## Brief
Reproduce the listing below line for line, with no changes.

## Provided data

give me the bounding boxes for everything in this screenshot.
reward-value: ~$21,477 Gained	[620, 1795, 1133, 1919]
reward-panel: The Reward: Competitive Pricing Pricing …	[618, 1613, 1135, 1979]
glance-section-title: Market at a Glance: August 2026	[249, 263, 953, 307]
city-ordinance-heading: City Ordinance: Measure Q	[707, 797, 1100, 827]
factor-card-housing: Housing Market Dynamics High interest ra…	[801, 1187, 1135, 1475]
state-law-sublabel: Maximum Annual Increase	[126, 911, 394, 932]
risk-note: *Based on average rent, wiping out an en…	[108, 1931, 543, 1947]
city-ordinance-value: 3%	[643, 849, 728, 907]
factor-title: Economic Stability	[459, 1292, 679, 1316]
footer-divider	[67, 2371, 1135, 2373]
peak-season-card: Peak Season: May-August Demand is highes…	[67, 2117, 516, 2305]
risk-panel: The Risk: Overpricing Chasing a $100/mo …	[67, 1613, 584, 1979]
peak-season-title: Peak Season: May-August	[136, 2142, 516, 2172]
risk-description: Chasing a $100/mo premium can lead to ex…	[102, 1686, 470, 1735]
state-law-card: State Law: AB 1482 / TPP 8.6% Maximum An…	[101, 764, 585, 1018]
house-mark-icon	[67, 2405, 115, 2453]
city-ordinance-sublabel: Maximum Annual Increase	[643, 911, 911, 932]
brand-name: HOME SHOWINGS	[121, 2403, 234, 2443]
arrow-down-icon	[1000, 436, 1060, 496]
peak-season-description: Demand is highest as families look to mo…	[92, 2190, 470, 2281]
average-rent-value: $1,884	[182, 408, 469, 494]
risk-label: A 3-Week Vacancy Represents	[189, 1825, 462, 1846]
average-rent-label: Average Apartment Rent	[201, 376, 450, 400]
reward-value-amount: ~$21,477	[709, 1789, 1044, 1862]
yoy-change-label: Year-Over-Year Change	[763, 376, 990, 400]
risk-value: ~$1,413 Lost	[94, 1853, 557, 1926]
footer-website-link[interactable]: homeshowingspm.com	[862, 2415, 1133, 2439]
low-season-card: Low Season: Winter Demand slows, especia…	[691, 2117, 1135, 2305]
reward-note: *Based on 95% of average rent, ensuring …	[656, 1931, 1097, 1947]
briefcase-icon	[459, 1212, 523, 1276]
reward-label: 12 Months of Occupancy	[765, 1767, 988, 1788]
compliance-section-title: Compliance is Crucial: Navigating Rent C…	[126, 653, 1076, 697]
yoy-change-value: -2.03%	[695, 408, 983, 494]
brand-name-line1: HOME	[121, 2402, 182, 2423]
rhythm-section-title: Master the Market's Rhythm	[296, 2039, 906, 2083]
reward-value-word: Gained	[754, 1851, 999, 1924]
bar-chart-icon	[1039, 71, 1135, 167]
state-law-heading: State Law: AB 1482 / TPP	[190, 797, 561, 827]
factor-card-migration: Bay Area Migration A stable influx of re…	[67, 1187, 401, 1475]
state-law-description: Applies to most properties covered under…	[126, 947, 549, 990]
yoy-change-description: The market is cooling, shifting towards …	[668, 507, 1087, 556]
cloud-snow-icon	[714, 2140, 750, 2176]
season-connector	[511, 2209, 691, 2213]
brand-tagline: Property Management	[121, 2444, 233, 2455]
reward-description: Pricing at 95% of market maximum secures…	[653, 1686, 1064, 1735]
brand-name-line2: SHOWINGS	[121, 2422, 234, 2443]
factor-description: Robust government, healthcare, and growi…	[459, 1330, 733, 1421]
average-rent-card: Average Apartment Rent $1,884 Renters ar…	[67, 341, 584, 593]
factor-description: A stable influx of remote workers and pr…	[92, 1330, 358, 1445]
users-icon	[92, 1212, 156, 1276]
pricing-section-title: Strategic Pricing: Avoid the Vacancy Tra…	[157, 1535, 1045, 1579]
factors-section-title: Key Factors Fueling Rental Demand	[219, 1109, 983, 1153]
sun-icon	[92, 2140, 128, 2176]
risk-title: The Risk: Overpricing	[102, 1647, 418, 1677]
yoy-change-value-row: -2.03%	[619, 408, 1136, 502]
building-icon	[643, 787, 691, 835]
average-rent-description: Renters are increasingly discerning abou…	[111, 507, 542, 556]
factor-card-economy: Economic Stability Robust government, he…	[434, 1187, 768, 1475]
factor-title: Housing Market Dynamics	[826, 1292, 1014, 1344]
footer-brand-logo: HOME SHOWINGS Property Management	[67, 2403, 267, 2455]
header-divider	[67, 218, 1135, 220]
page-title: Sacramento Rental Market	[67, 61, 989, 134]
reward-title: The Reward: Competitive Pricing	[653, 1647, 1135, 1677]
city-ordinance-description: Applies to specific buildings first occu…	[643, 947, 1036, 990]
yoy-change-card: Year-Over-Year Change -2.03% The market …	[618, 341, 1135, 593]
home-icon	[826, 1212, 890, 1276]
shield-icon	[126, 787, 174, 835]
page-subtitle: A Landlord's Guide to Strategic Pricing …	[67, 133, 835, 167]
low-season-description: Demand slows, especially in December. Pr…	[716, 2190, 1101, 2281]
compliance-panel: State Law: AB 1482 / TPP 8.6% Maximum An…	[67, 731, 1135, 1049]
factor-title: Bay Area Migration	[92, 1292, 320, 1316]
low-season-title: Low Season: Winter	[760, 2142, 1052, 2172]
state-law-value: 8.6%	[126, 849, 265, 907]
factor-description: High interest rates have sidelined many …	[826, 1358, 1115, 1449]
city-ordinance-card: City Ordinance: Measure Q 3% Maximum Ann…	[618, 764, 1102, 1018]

## Reply
give me the bounding boxes for everything in this screenshot.
reward-value: ~$21,477 Gained	[620, 1795, 1133, 1919]
reward-panel: The Reward: Competitive Pricing Pricing …	[618, 1613, 1135, 1979]
glance-section-title: Market at a Glance: August 2026	[249, 263, 953, 307]
city-ordinance-heading: City Ordinance: Measure Q	[707, 797, 1100, 827]
factor-card-housing: Housing Market Dynamics High interest ra…	[801, 1187, 1135, 1475]
state-law-sublabel: Maximum Annual Increase	[126, 911, 394, 932]
risk-note: *Based on average rent, wiping out an en…	[108, 1931, 543, 1947]
city-ordinance-value: 3%	[643, 849, 728, 907]
factor-title: Economic Stability	[459, 1292, 679, 1316]
footer-divider	[67, 2371, 1135, 2373]
peak-season-card: Peak Season: May-August Demand is highes…	[67, 2117, 516, 2305]
risk-panel: The Risk: Overpricing Chasing a $100/mo …	[67, 1613, 584, 1979]
peak-season-title: Peak Season: May-August	[136, 2142, 516, 2172]
risk-description: Chasing a $100/mo premium can lead to ex…	[102, 1686, 470, 1735]
state-law-card: State Law: AB 1482 / TPP 8.6% Maximum An…	[101, 764, 585, 1018]
house-mark-icon	[67, 2405, 115, 2453]
city-ordinance-sublabel: Maximum Annual Increase	[643, 911, 911, 932]
brand-name: HOME SHOWINGS	[121, 2403, 234, 2443]
arrow-down-icon	[1000, 436, 1060, 496]
peak-season-description: Demand is highest as families look to mo…	[92, 2190, 470, 2281]
average-rent-value: $1,884	[182, 408, 469, 494]
risk-label: A 3-Week Vacancy Represents	[189, 1825, 462, 1846]
average-rent-label: Average Apartment Rent	[201, 376, 450, 400]
reward-value-amount: ~$21,477	[709, 1789, 1044, 1862]
yoy-change-label: Year-Over-Year Change	[763, 376, 990, 400]
risk-value: ~$1,413 Lost	[94, 1853, 557, 1926]
footer-website-link[interactable]: homeshowingspm.com	[862, 2415, 1133, 2439]
low-season-card: Low Season: Winter Demand slows, especia…	[691, 2117, 1135, 2305]
reward-note: *Based on 95% of average rent, ensuring …	[656, 1931, 1097, 1947]
briefcase-icon	[459, 1212, 523, 1276]
reward-label: 12 Months of Occupancy	[765, 1767, 988, 1788]
compliance-section-title: Compliance is Crucial: Navigating Rent C…	[126, 653, 1076, 697]
yoy-change-value: -2.03%	[695, 408, 983, 494]
brand-name-line1: HOME	[121, 2402, 182, 2423]
rhythm-section-title: Master the Market's Rhythm	[296, 2039, 906, 2083]
reward-value-word: Gained	[754, 1851, 999, 1924]
bar-chart-icon	[1039, 71, 1135, 167]
state-law-heading: State Law: AB 1482 / TPP	[190, 797, 561, 827]
factor-card-migration: Bay Area Migration A stable influx of re…	[67, 1187, 401, 1475]
state-law-description: Applies to most properties covered under…	[126, 947, 549, 990]
yoy-change-description: The market is cooling, shifting towards …	[668, 507, 1087, 556]
cloud-snow-icon	[714, 2140, 750, 2176]
season-connector	[511, 2209, 691, 2213]
brand-tagline: Property Management	[121, 2444, 233, 2455]
reward-description: Pricing at 95% of market maximum secures…	[653, 1686, 1064, 1735]
brand-name-line2: SHOWINGS	[121, 2422, 234, 2443]
factor-description: Robust government, healthcare, and growi…	[459, 1330, 733, 1421]
average-rent-card: Average Apartment Rent $1,884 Renters ar…	[67, 341, 584, 593]
factor-description: A stable influx of remote workers and pr…	[92, 1330, 358, 1445]
users-icon	[92, 1212, 156, 1276]
pricing-section-title: Strategic Pricing: Avoid the Vacancy Tra…	[157, 1535, 1045, 1579]
factors-section-title: Key Factors Fueling Rental Demand	[219, 1109, 983, 1153]
sun-icon	[92, 2140, 128, 2176]
risk-title: The Risk: Overpricing	[102, 1647, 418, 1677]
yoy-change-value-row: -2.03%	[619, 408, 1136, 502]
building-icon	[643, 787, 691, 835]
average-rent-description: Renters are increasingly discerning abou…	[111, 507, 542, 556]
factor-card-economy: Economic Stability Robust government, he…	[434, 1187, 768, 1475]
factor-title: Housing Market Dynamics	[826, 1292, 1014, 1344]
footer-brand-logo: HOME SHOWINGS Property Management	[67, 2403, 267, 2455]
header-divider	[67, 218, 1135, 220]
page-title: Sacramento Rental Market	[67, 61, 989, 134]
reward-title: The Reward: Competitive Pricing	[653, 1647, 1135, 1677]
city-ordinance-description: Applies to specific buildings first occu…	[643, 947, 1036, 990]
yoy-change-card: Year-Over-Year Change -2.03% The market …	[618, 341, 1135, 593]
home-icon	[826, 1212, 890, 1276]
shield-icon	[126, 787, 174, 835]
page-subtitle: A Landlord's Guide to Strategic Pricing …	[67, 133, 835, 167]
low-season-description: Demand slows, especially in December. Pr…	[716, 2190, 1101, 2281]
compliance-panel: State Law: AB 1482 / TPP 8.6% Maximum An…	[67, 731, 1135, 1049]
factor-title: Bay Area Migration	[92, 1292, 320, 1316]
low-season-title: Low Season: Winter	[760, 2142, 1052, 2172]
state-law-value: 8.6%	[126, 849, 265, 907]
factor-description: High interest rates have sidelined many …	[826, 1358, 1115, 1449]
city-ordinance-card: City Ordinance: Measure Q 3% Maximum Ann…	[618, 764, 1102, 1018]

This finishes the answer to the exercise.